Every record should be repeated exactly, except that pictures are left out.

[Data extracted from a collection]
|---|
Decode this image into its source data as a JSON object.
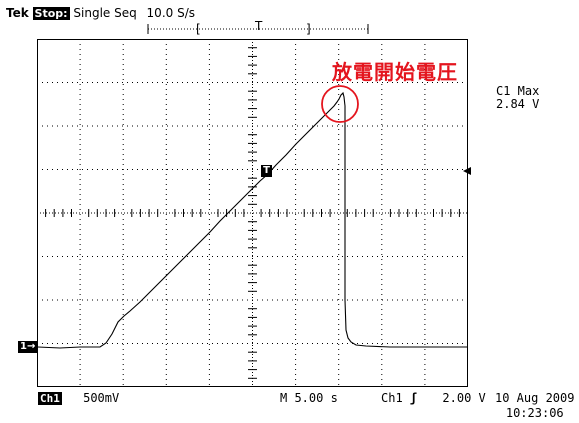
{
  "status_bar": {
    "brand": "Tek",
    "acq_state": "Stop:",
    "mode": "Single Seq",
    "sample_rate": "10.0 S/s"
  },
  "annotation": {
    "text": "放電開始電圧",
    "color": "#e4151e"
  },
  "measurement": {
    "label": "C1 Max",
    "value": "2.84 V"
  },
  "markers": {
    "trigger_position": "T",
    "trigger_point": "T",
    "channel_ref": "1→"
  },
  "bottom_bar": {
    "channel": "Ch1",
    "vertical_scale": "500mV",
    "timebase": "M  5.00 s",
    "trigger_source": "Ch1",
    "trigger_slope": "ʃ",
    "trigger_level": "2.00 V"
  },
  "timestamp": {
    "date": "10 Aug 2009",
    "time": "10:23:06"
  },
  "waveform": {
    "description": "ramp to breakdown then drop",
    "color": "#000000",
    "highlight_color": "#e4151e"
  }
}
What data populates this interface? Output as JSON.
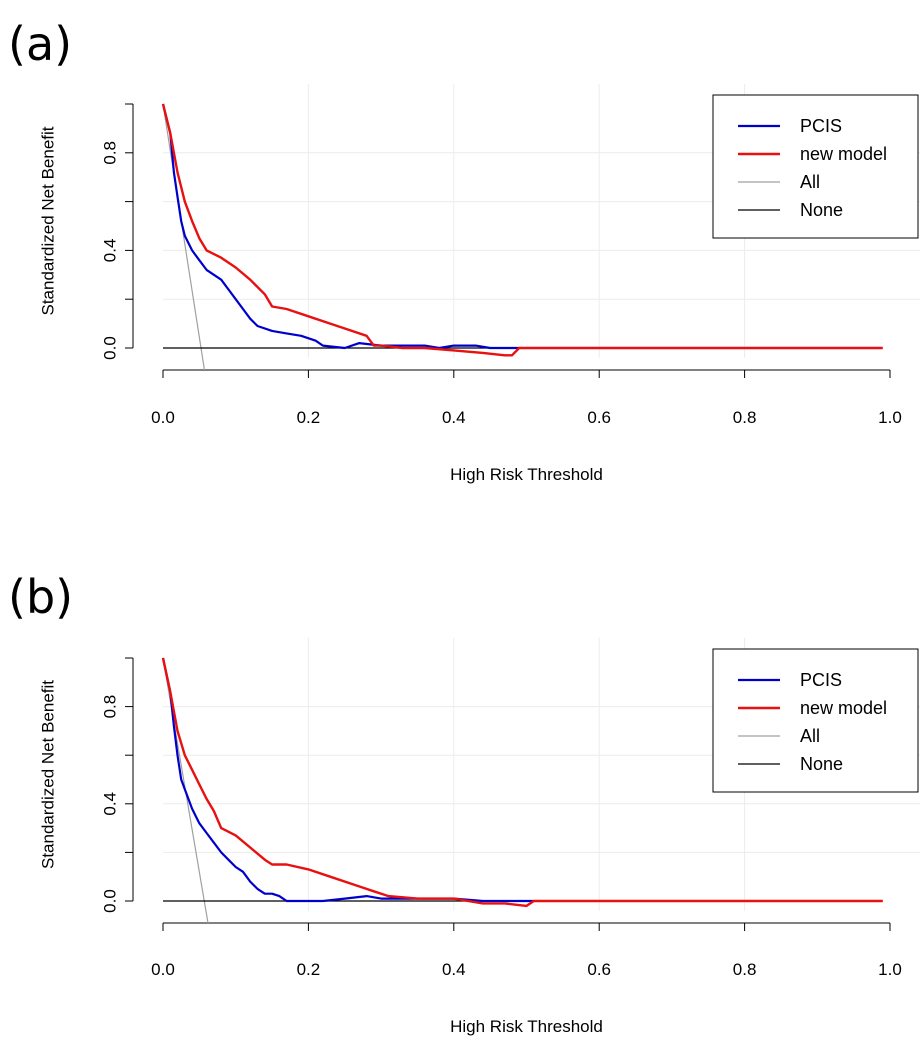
{
  "chart_data": [
    {
      "type": "line",
      "panel_label": "(a)",
      "xlabel": "High Risk Threshold",
      "ylabel": "Standardized Net Benefit",
      "xlim": [
        0,
        1
      ],
      "ylim": [
        0,
        1
      ],
      "x_ticks": [
        "0.0",
        "0.2",
        "0.4",
        "0.6",
        "0.8",
        "1.0"
      ],
      "y_ticks": [
        "0.0",
        "0.4",
        "0.8"
      ],
      "grid": true,
      "legend_position": "top-right",
      "series": [
        {
          "name": "PCIS",
          "color": "#0000cc",
          "width": 2.2,
          "points": [
            [
              0,
              1
            ],
            [
              0.01,
              0.88
            ],
            [
              0.015,
              0.72
            ],
            [
              0.02,
              0.62
            ],
            [
              0.025,
              0.52
            ],
            [
              0.03,
              0.46
            ],
            [
              0.04,
              0.4
            ],
            [
              0.05,
              0.36
            ],
            [
              0.06,
              0.32
            ],
            [
              0.07,
              0.3
            ],
            [
              0.08,
              0.28
            ],
            [
              0.09,
              0.24
            ],
            [
              0.1,
              0.2
            ],
            [
              0.11,
              0.16
            ],
            [
              0.12,
              0.12
            ],
            [
              0.13,
              0.09
            ],
            [
              0.15,
              0.07
            ],
            [
              0.17,
              0.06
            ],
            [
              0.19,
              0.05
            ],
            [
              0.21,
              0.03
            ],
            [
              0.22,
              0.01
            ],
            [
              0.25,
              0.0
            ],
            [
              0.27,
              0.02
            ],
            [
              0.3,
              0.01
            ],
            [
              0.33,
              0.01
            ],
            [
              0.36,
              0.01
            ],
            [
              0.38,
              0.0
            ],
            [
              0.4,
              0.01
            ],
            [
              0.43,
              0.01
            ],
            [
              0.45,
              0.0
            ],
            [
              0.49,
              0.0
            ]
          ]
        },
        {
          "name": "new model",
          "color": "#e81010",
          "width": 2.4,
          "points": [
            [
              0,
              1
            ],
            [
              0.01,
              0.88
            ],
            [
              0.02,
              0.72
            ],
            [
              0.03,
              0.6
            ],
            [
              0.04,
              0.52
            ],
            [
              0.05,
              0.45
            ],
            [
              0.06,
              0.4
            ],
            [
              0.08,
              0.37
            ],
            [
              0.1,
              0.33
            ],
            [
              0.12,
              0.28
            ],
            [
              0.14,
              0.22
            ],
            [
              0.15,
              0.17
            ],
            [
              0.17,
              0.16
            ],
            [
              0.2,
              0.13
            ],
            [
              0.23,
              0.1
            ],
            [
              0.25,
              0.08
            ],
            [
              0.28,
              0.05
            ],
            [
              0.29,
              0.01
            ],
            [
              0.3,
              0.01
            ],
            [
              0.33,
              0.0
            ],
            [
              0.36,
              0.0
            ],
            [
              0.4,
              -0.01
            ],
            [
              0.44,
              -0.02
            ],
            [
              0.47,
              -0.03
            ],
            [
              0.48,
              -0.03
            ],
            [
              0.49,
              0.0
            ],
            [
              0.99,
              0.0
            ]
          ]
        },
        {
          "name": "All",
          "color": "#a0a0a0",
          "width": 1.2,
          "points": [
            [
              0,
              1
            ],
            [
              0.058,
              -0.11
            ]
          ]
        },
        {
          "name": "None",
          "color": "#000000",
          "width": 1.2,
          "points": [
            [
              0,
              0
            ],
            [
              0.99,
              0
            ]
          ]
        }
      ]
    },
    {
      "type": "line",
      "panel_label": "(b)",
      "xlabel": "High Risk Threshold",
      "ylabel": "Standardized Net Benefit",
      "xlim": [
        0,
        1
      ],
      "ylim": [
        0,
        1
      ],
      "x_ticks": [
        "0.0",
        "0.2",
        "0.4",
        "0.6",
        "0.8",
        "1.0"
      ],
      "y_ticks": [
        "0.0",
        "0.4",
        "0.8"
      ],
      "grid": true,
      "legend_position": "top-right",
      "series": [
        {
          "name": "PCIS",
          "color": "#0000cc",
          "width": 2.2,
          "points": [
            [
              0,
              1
            ],
            [
              0.01,
              0.86
            ],
            [
              0.015,
              0.72
            ],
            [
              0.02,
              0.6
            ],
            [
              0.025,
              0.5
            ],
            [
              0.03,
              0.46
            ],
            [
              0.04,
              0.38
            ],
            [
              0.05,
              0.32
            ],
            [
              0.06,
              0.28
            ],
            [
              0.07,
              0.24
            ],
            [
              0.08,
              0.2
            ],
            [
              0.09,
              0.17
            ],
            [
              0.1,
              0.14
            ],
            [
              0.11,
              0.12
            ],
            [
              0.12,
              0.08
            ],
            [
              0.13,
              0.05
            ],
            [
              0.14,
              0.03
            ],
            [
              0.15,
              0.03
            ],
            [
              0.16,
              0.02
            ],
            [
              0.17,
              0.0
            ],
            [
              0.22,
              0.0
            ],
            [
              0.25,
              0.01
            ],
            [
              0.28,
              0.02
            ],
            [
              0.3,
              0.01
            ],
            [
              0.33,
              0.01
            ],
            [
              0.36,
              0.01
            ],
            [
              0.4,
              0.01
            ],
            [
              0.44,
              0.0
            ],
            [
              0.51,
              0.0
            ]
          ]
        },
        {
          "name": "new model",
          "color": "#e81010",
          "width": 2.4,
          "points": [
            [
              0,
              1
            ],
            [
              0.01,
              0.86
            ],
            [
              0.02,
              0.7
            ],
            [
              0.03,
              0.6
            ],
            [
              0.04,
              0.54
            ],
            [
              0.05,
              0.48
            ],
            [
              0.06,
              0.42
            ],
            [
              0.07,
              0.37
            ],
            [
              0.08,
              0.3
            ],
            [
              0.1,
              0.27
            ],
            [
              0.12,
              0.22
            ],
            [
              0.14,
              0.17
            ],
            [
              0.15,
              0.15
            ],
            [
              0.17,
              0.15
            ],
            [
              0.2,
              0.13
            ],
            [
              0.23,
              0.1
            ],
            [
              0.26,
              0.07
            ],
            [
              0.29,
              0.04
            ],
            [
              0.31,
              0.02
            ],
            [
              0.35,
              0.01
            ],
            [
              0.4,
              0.01
            ],
            [
              0.44,
              -0.01
            ],
            [
              0.47,
              -0.01
            ],
            [
              0.5,
              -0.02
            ],
            [
              0.51,
              0.0
            ],
            [
              0.99,
              0.0
            ]
          ]
        },
        {
          "name": "All",
          "color": "#a0a0a0",
          "width": 1.2,
          "points": [
            [
              0,
              1
            ],
            [
              0.063,
              -0.11
            ]
          ]
        },
        {
          "name": "None",
          "color": "#000000",
          "width": 1.2,
          "points": [
            [
              0,
              0
            ],
            [
              0.99,
              0
            ]
          ]
        }
      ]
    }
  ]
}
|---|
### EXPECTED ANSWER
Decode this image into its source data as a JSON object.
{
  "status_bar": {
    "brand": "Tek",
    "acq_state": "Stop:",
    "mode": "Single Seq",
    "sample_rate": "10.0 S/s"
  },
  "annotation": {
    "text": "放電開始電圧",
    "color": "#e4151e"
  },
  "measurement": {
    "label": "C1 Max",
    "value": "2.84 V"
  },
  "markers": {
    "trigger_position": "T",
    "trigger_point": "T",
    "channel_ref": "1→"
  },
  "bottom_bar": {
    "channel": "Ch1",
    "vertical_scale": "500mV",
    "timebase": "M  5.00 s",
    "trigger_source": "Ch1",
    "trigger_slope": "ʃ",
    "trigger_level": "2.00 V"
  },
  "timestamp": {
    "date": "10 Aug 2009",
    "time": "10:23:06"
  },
  "waveform": {
    "description": "ramp to breakdown then drop",
    "color": "#000000",
    "highlight_color": "#e4151e"
  }
}
What data populates this interface? Output as JSON.
{
  "chart_data": [
    {
      "type": "line",
      "panel_label": "(a)",
      "xlabel": "High Risk Threshold",
      "ylabel": "Standardized Net Benefit",
      "xlim": [
        0,
        1
      ],
      "ylim": [
        0,
        1
      ],
      "x_ticks": [
        "0.0",
        "0.2",
        "0.4",
        "0.6",
        "0.8",
        "1.0"
      ],
      "y_ticks": [
        "0.0",
        "0.4",
        "0.8"
      ],
      "grid": true,
      "legend_position": "top-right",
      "series": [
        {
          "name": "PCIS",
          "color": "#0000cc",
          "width": 2.2,
          "points": [
            [
              0,
              1
            ],
            [
              0.01,
              0.88
            ],
            [
              0.015,
              0.72
            ],
            [
              0.02,
              0.62
            ],
            [
              0.025,
              0.52
            ],
            [
              0.03,
              0.46
            ],
            [
              0.04,
              0.4
            ],
            [
              0.05,
              0.36
            ],
            [
              0.06,
              0.32
            ],
            [
              0.07,
              0.3
            ],
            [
              0.08,
              0.28
            ],
            [
              0.09,
              0.24
            ],
            [
              0.1,
              0.2
            ],
            [
              0.11,
              0.16
            ],
            [
              0.12,
              0.12
            ],
            [
              0.13,
              0.09
            ],
            [
              0.15,
              0.07
            ],
            [
              0.17,
              0.06
            ],
            [
              0.19,
              0.05
            ],
            [
              0.21,
              0.03
            ],
            [
              0.22,
              0.01
            ],
            [
              0.25,
              0.0
            ],
            [
              0.27,
              0.02
            ],
            [
              0.3,
              0.01
            ],
            [
              0.33,
              0.01
            ],
            [
              0.36,
              0.01
            ],
            [
              0.38,
              0.0
            ],
            [
              0.4,
              0.01
            ],
            [
              0.43,
              0.01
            ],
            [
              0.45,
              0.0
            ],
            [
              0.49,
              0.0
            ]
          ]
        },
        {
          "name": "new model",
          "color": "#e81010",
          "width": 2.4,
          "points": [
            [
              0,
              1
            ],
            [
              0.01,
              0.88
            ],
            [
              0.02,
              0.72
            ],
            [
              0.03,
              0.6
            ],
            [
              0.04,
              0.52
            ],
            [
              0.05,
              0.45
            ],
            [
              0.06,
              0.4
            ],
            [
              0.08,
              0.37
            ],
            [
              0.1,
              0.33
            ],
            [
              0.12,
              0.28
            ],
            [
              0.14,
              0.22
            ],
            [
              0.15,
              0.17
            ],
            [
              0.17,
              0.16
            ],
            [
              0.2,
              0.13
            ],
            [
              0.23,
              0.1
            ],
            [
              0.25,
              0.08
            ],
            [
              0.28,
              0.05
            ],
            [
              0.29,
              0.01
            ],
            [
              0.3,
              0.01
            ],
            [
              0.33,
              0.0
            ],
            [
              0.36,
              0.0
            ],
            [
              0.4,
              -0.01
            ],
            [
              0.44,
              -0.02
            ],
            [
              0.47,
              -0.03
            ],
            [
              0.48,
              -0.03
            ],
            [
              0.49,
              0.0
            ],
            [
              0.99,
              0.0
            ]
          ]
        },
        {
          "name": "All",
          "color": "#a0a0a0",
          "width": 1.2,
          "points": [
            [
              0,
              1
            ],
            [
              0.058,
              -0.11
            ]
          ]
        },
        {
          "name": "None",
          "color": "#000000",
          "width": 1.2,
          "points": [
            [
              0,
              0
            ],
            [
              0.99,
              0
            ]
          ]
        }
      ]
    },
    {
      "type": "line",
      "panel_label": "(b)",
      "xlabel": "High Risk Threshold",
      "ylabel": "Standardized Net Benefit",
      "xlim": [
        0,
        1
      ],
      "ylim": [
        0,
        1
      ],
      "x_ticks": [
        "0.0",
        "0.2",
        "0.4",
        "0.6",
        "0.8",
        "1.0"
      ],
      "y_ticks": [
        "0.0",
        "0.4",
        "0.8"
      ],
      "grid": true,
      "legend_position": "top-right",
      "series": [
        {
          "name": "PCIS",
          "color": "#0000cc",
          "width": 2.2,
          "points": [
            [
              0,
              1
            ],
            [
              0.01,
              0.86
            ],
            [
              0.015,
              0.72
            ],
            [
              0.02,
              0.6
            ],
            [
              0.025,
              0.5
            ],
            [
              0.03,
              0.46
            ],
            [
              0.04,
              0.38
            ],
            [
              0.05,
              0.32
            ],
            [
              0.06,
              0.28
            ],
            [
              0.07,
              0.24
            ],
            [
              0.08,
              0.2
            ],
            [
              0.09,
              0.17
            ],
            [
              0.1,
              0.14
            ],
            [
              0.11,
              0.12
            ],
            [
              0.12,
              0.08
            ],
            [
              0.13,
              0.05
            ],
            [
              0.14,
              0.03
            ],
            [
              0.15,
              0.03
            ],
            [
              0.16,
              0.02
            ],
            [
              0.17,
              0.0
            ],
            [
              0.22,
              0.0
            ],
            [
              0.25,
              0.01
            ],
            [
              0.28,
              0.02
            ],
            [
              0.3,
              0.01
            ],
            [
              0.33,
              0.01
            ],
            [
              0.36,
              0.01
            ],
            [
              0.4,
              0.01
            ],
            [
              0.44,
              0.0
            ],
            [
              0.51,
              0.0
            ]
          ]
        },
        {
          "name": "new model",
          "color": "#e81010",
          "width": 2.4,
          "points": [
            [
              0,
              1
            ],
            [
              0.01,
              0.86
            ],
            [
              0.02,
              0.7
            ],
            [
              0.03,
              0.6
            ],
            [
              0.04,
              0.54
            ],
            [
              0.05,
              0.48
            ],
            [
              0.06,
              0.42
            ],
            [
              0.07,
              0.37
            ],
            [
              0.08,
              0.3
            ],
            [
              0.1,
              0.27
            ],
            [
              0.12,
              0.22
            ],
            [
              0.14,
              0.17
            ],
            [
              0.15,
              0.15
            ],
            [
              0.17,
              0.15
            ],
            [
              0.2,
              0.13
            ],
            [
              0.23,
              0.1
            ],
            [
              0.26,
              0.07
            ],
            [
              0.29,
              0.04
            ],
            [
              0.31,
              0.02
            ],
            [
              0.35,
              0.01
            ],
            [
              0.4,
              0.01
            ],
            [
              0.44,
              -0.01
            ],
            [
              0.47,
              -0.01
            ],
            [
              0.5,
              -0.02
            ],
            [
              0.51,
              0.0
            ],
            [
              0.99,
              0.0
            ]
          ]
        },
        {
          "name": "All",
          "color": "#a0a0a0",
          "width": 1.2,
          "points": [
            [
              0,
              1
            ],
            [
              0.063,
              -0.11
            ]
          ]
        },
        {
          "name": "None",
          "color": "#000000",
          "width": 1.2,
          "points": [
            [
              0,
              0
            ],
            [
              0.99,
              0
            ]
          ]
        }
      ]
    }
  ]
}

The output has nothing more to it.